--- START OF Data to process ---
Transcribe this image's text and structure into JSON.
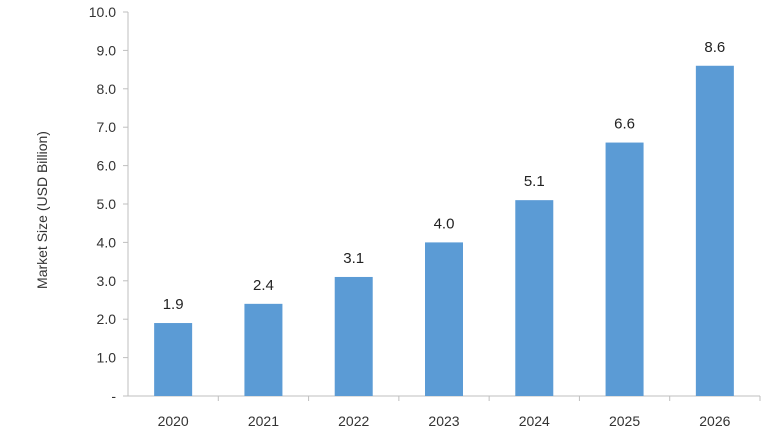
{
  "chart_data": {
    "type": "bar",
    "title": "",
    "xlabel": "",
    "ylabel": "Market Size (USD Billion)",
    "categories": [
      "2020",
      "2021",
      "2022",
      "2023",
      "2024",
      "2025",
      "2026"
    ],
    "values": [
      1.9,
      2.4,
      3.1,
      4.0,
      5.1,
      6.6,
      8.6
    ],
    "data_labels": [
      "1.9",
      "2.4",
      "3.1",
      "4.0",
      "5.1",
      "6.6",
      "8.6"
    ],
    "ylim": [
      0,
      10
    ],
    "y_ticks": [
      "-",
      "1.0",
      "2.0",
      "3.0",
      "4.0",
      "5.0",
      "6.0",
      "7.0",
      "8.0",
      "9.0",
      "10.0"
    ],
    "grid": false,
    "legend": "none",
    "bar_color": "#5b9bd5",
    "axis_color": "#bfbfbf"
  }
}
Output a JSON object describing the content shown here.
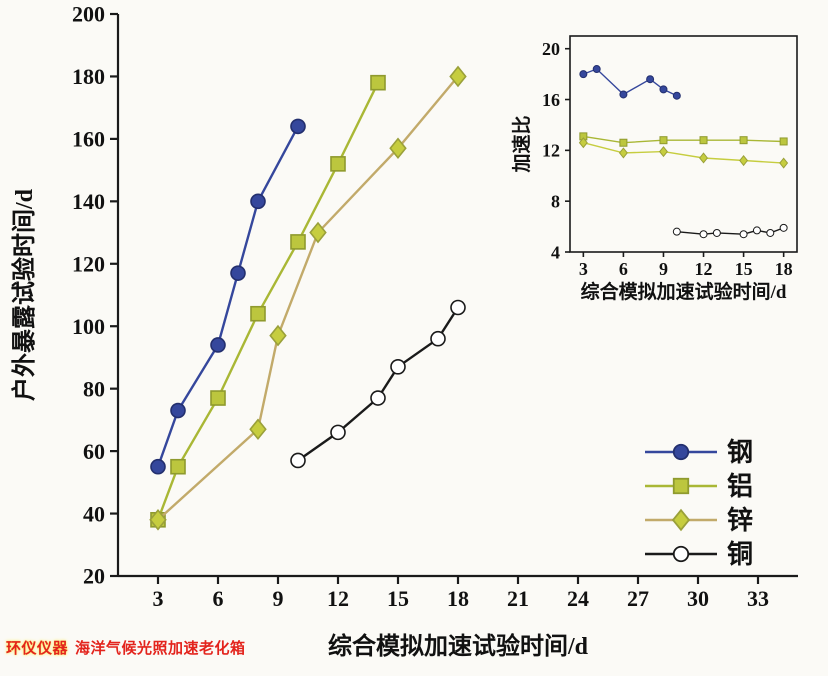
{
  "chart_data": [
    {
      "id": "main",
      "type": "line",
      "title": "",
      "xlabel": "综合模拟加速试验时间/d",
      "ylabel": "户外暴露试验时间/d",
      "xlim": [
        1,
        35
      ],
      "ylim": [
        20,
        200
      ],
      "xticks": [
        3,
        6,
        9,
        12,
        15,
        18,
        21,
        24,
        27,
        30,
        33
      ],
      "yticks": [
        20,
        40,
        60,
        80,
        100,
        120,
        140,
        160,
        180,
        200
      ],
      "grid": false,
      "legend_position": "lower right",
      "series": [
        {
          "key": "steel",
          "name": "钢",
          "color": "#35479c",
          "marker": "circle",
          "marker_fill": "#35479c",
          "marker_stroke": "#232f6e",
          "x": [
            3,
            4,
            6,
            7,
            8,
            10
          ],
          "y": [
            55,
            73,
            94,
            117,
            140,
            164
          ]
        },
        {
          "key": "aluminum",
          "name": "铝",
          "color": "#a9b735",
          "marker": "square",
          "marker_fill": "#bcc63e",
          "marker_stroke": "#8f9a2e",
          "x": [
            3,
            4,
            6,
            8,
            10,
            12,
            14
          ],
          "y": [
            38,
            55,
            77,
            104,
            127,
            152,
            178
          ]
        },
        {
          "key": "zinc",
          "name": "锌",
          "color": "#c2aa6a",
          "marker": "diamond",
          "marker_fill": "#c6cd3f",
          "marker_stroke": "#9aa03a",
          "x": [
            3,
            8,
            9,
            11,
            15,
            18
          ],
          "y": [
            38,
            67,
            97,
            130,
            157,
            180
          ]
        },
        {
          "key": "copper",
          "name": "铜",
          "color": "#1a1a1a",
          "marker": "circle-open",
          "marker_fill": "#ffffff",
          "marker_stroke": "#1a1a1a",
          "x": [
            10,
            12,
            14,
            15,
            17,
            18
          ],
          "y": [
            57,
            66,
            77,
            87,
            96,
            106
          ]
        }
      ]
    },
    {
      "id": "inset",
      "type": "line",
      "title": "",
      "xlabel": "综合模拟加速试验时间/d",
      "ylabel": "加速比",
      "xlim": [
        2,
        19
      ],
      "ylim": [
        4,
        21
      ],
      "xticks": [
        3,
        6,
        9,
        12,
        15,
        18
      ],
      "yticks": [
        4,
        8,
        12,
        16,
        20
      ],
      "grid": false,
      "series": [
        {
          "key": "steel",
          "name": "钢",
          "color": "#35479c",
          "marker": "circle",
          "marker_fill": "#35479c",
          "marker_stroke": "#232f6e",
          "x": [
            3,
            4,
            6,
            8,
            9,
            10
          ],
          "y": [
            18.0,
            18.4,
            16.4,
            17.6,
            16.8,
            16.3
          ]
        },
        {
          "key": "aluminum",
          "name": "铝",
          "color": "#a9b735",
          "marker": "square",
          "marker_fill": "#bcc63e",
          "marker_stroke": "#8f9a2e",
          "x": [
            3,
            6,
            9,
            12,
            15,
            18
          ],
          "y": [
            13.1,
            12.6,
            12.8,
            12.8,
            12.8,
            12.7
          ]
        },
        {
          "key": "zinc",
          "name": "锌",
          "color": "#c6cd3f",
          "marker": "diamond",
          "marker_fill": "#c6cd3f",
          "marker_stroke": "#9aa03a",
          "x": [
            3,
            6,
            9,
            12,
            15,
            18
          ],
          "y": [
            12.6,
            11.8,
            11.9,
            11.4,
            11.2,
            11.0
          ]
        },
        {
          "key": "copper",
          "name": "铜",
          "color": "#1a1a1a",
          "marker": "circle-open",
          "marker_fill": "#ffffff",
          "marker_stroke": "#1a1a1a",
          "x": [
            10,
            12,
            13,
            15,
            16,
            17,
            18
          ],
          "y": [
            5.6,
            5.4,
            5.5,
            5.4,
            5.7,
            5.5,
            5.9
          ]
        }
      ]
    }
  ],
  "legend": {
    "items": [
      {
        "label": "钢"
      },
      {
        "label": "铝"
      },
      {
        "label": "锌"
      },
      {
        "label": "铜"
      }
    ]
  },
  "watermark": {
    "brand": "环仪仪器",
    "product": "海洋气候光照加速老化箱"
  }
}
--- END OF Data to process ---
> Problem description
Give every record back exactly as it reads, with no images.

> Response for this exercise
Transcribe this image's text and structure into JSON.
{
  "chart_data": {
    "type": "bar",
    "title": "",
    "xlabel": "",
    "ylabel": "Market Size (USD Billion)",
    "categories": [
      "2020",
      "2021",
      "2022",
      "2023",
      "2024",
      "2025",
      "2026"
    ],
    "values": [
      1.9,
      2.4,
      3.1,
      4.0,
      5.1,
      6.6,
      8.6
    ],
    "data_labels": [
      "1.9",
      "2.4",
      "3.1",
      "4.0",
      "5.1",
      "6.6",
      "8.6"
    ],
    "ylim": [
      0,
      10
    ],
    "y_ticks": [
      "-",
      "1.0",
      "2.0",
      "3.0",
      "4.0",
      "5.0",
      "6.0",
      "7.0",
      "8.0",
      "9.0",
      "10.0"
    ],
    "grid": false,
    "legend": "none",
    "bar_color": "#5b9bd5",
    "axis_color": "#bfbfbf"
  }
}
Output a JSON object describing the content shown here.
{
  "chart_data": [
    {
      "id": "main",
      "type": "line",
      "title": "",
      "xlabel": "综合模拟加速试验时间/d",
      "ylabel": "户外暴露试验时间/d",
      "xlim": [
        1,
        35
      ],
      "ylim": [
        20,
        200
      ],
      "xticks": [
        3,
        6,
        9,
        12,
        15,
        18,
        21,
        24,
        27,
        30,
        33
      ],
      "yticks": [
        20,
        40,
        60,
        80,
        100,
        120,
        140,
        160,
        180,
        200
      ],
      "grid": false,
      "legend_position": "lower right",
      "series": [
        {
          "key": "steel",
          "name": "钢",
          "color": "#35479c",
          "marker": "circle",
          "marker_fill": "#35479c",
          "marker_stroke": "#232f6e",
          "x": [
            3,
            4,
            6,
            7,
            8,
            10
          ],
          "y": [
            55,
            73,
            94,
            117,
            140,
            164
          ]
        },
        {
          "key": "aluminum",
          "name": "铝",
          "color": "#a9b735",
          "marker": "square",
          "marker_fill": "#bcc63e",
          "marker_stroke": "#8f9a2e",
          "x": [
            3,
            4,
            6,
            8,
            10,
            12,
            14
          ],
          "y": [
            38,
            55,
            77,
            104,
            127,
            152,
            178
          ]
        },
        {
          "key": "zinc",
          "name": "锌",
          "color": "#c2aa6a",
          "marker": "diamond",
          "marker_fill": "#c6cd3f",
          "marker_stroke": "#9aa03a",
          "x": [
            3,
            8,
            9,
            11,
            15,
            18
          ],
          "y": [
            38,
            67,
            97,
            130,
            157,
            180
          ]
        },
        {
          "key": "copper",
          "name": "铜",
          "color": "#1a1a1a",
          "marker": "circle-open",
          "marker_fill": "#ffffff",
          "marker_stroke": "#1a1a1a",
          "x": [
            10,
            12,
            14,
            15,
            17,
            18
          ],
          "y": [
            57,
            66,
            77,
            87,
            96,
            106
          ]
        }
      ]
    },
    {
      "id": "inset",
      "type": "line",
      "title": "",
      "xlabel": "综合模拟加速试验时间/d",
      "ylabel": "加速比",
      "xlim": [
        2,
        19
      ],
      "ylim": [
        4,
        21
      ],
      "xticks": [
        3,
        6,
        9,
        12,
        15,
        18
      ],
      "yticks": [
        4,
        8,
        12,
        16,
        20
      ],
      "grid": false,
      "series": [
        {
          "key": "steel",
          "name": "钢",
          "color": "#35479c",
          "marker": "circle",
          "marker_fill": "#35479c",
          "marker_stroke": "#232f6e",
          "x": [
            3,
            4,
            6,
            8,
            9,
            10
          ],
          "y": [
            18.0,
            18.4,
            16.4,
            17.6,
            16.8,
            16.3
          ]
        },
        {
          "key": "aluminum",
          "name": "铝",
          "color": "#a9b735",
          "marker": "square",
          "marker_fill": "#bcc63e",
          "marker_stroke": "#8f9a2e",
          "x": [
            3,
            6,
            9,
            12,
            15,
            18
          ],
          "y": [
            13.1,
            12.6,
            12.8,
            12.8,
            12.8,
            12.7
          ]
        },
        {
          "key": "zinc",
          "name": "锌",
          "color": "#c6cd3f",
          "marker": "diamond",
          "marker_fill": "#c6cd3f",
          "marker_stroke": "#9aa03a",
          "x": [
            3,
            6,
            9,
            12,
            15,
            18
          ],
          "y": [
            12.6,
            11.8,
            11.9,
            11.4,
            11.2,
            11.0
          ]
        },
        {
          "key": "copper",
          "name": "铜",
          "color": "#1a1a1a",
          "marker": "circle-open",
          "marker_fill": "#ffffff",
          "marker_stroke": "#1a1a1a",
          "x": [
            10,
            12,
            13,
            15,
            16,
            17,
            18
          ],
          "y": [
            5.6,
            5.4,
            5.5,
            5.4,
            5.7,
            5.5,
            5.9
          ]
        }
      ]
    }
  ],
  "legend": {
    "items": [
      {
        "label": "钢"
      },
      {
        "label": "铝"
      },
      {
        "label": "锌"
      },
      {
        "label": "铜"
      }
    ]
  },
  "watermark": {
    "brand": "环仪仪器",
    "product": "海洋气候光照加速老化箱"
  }
}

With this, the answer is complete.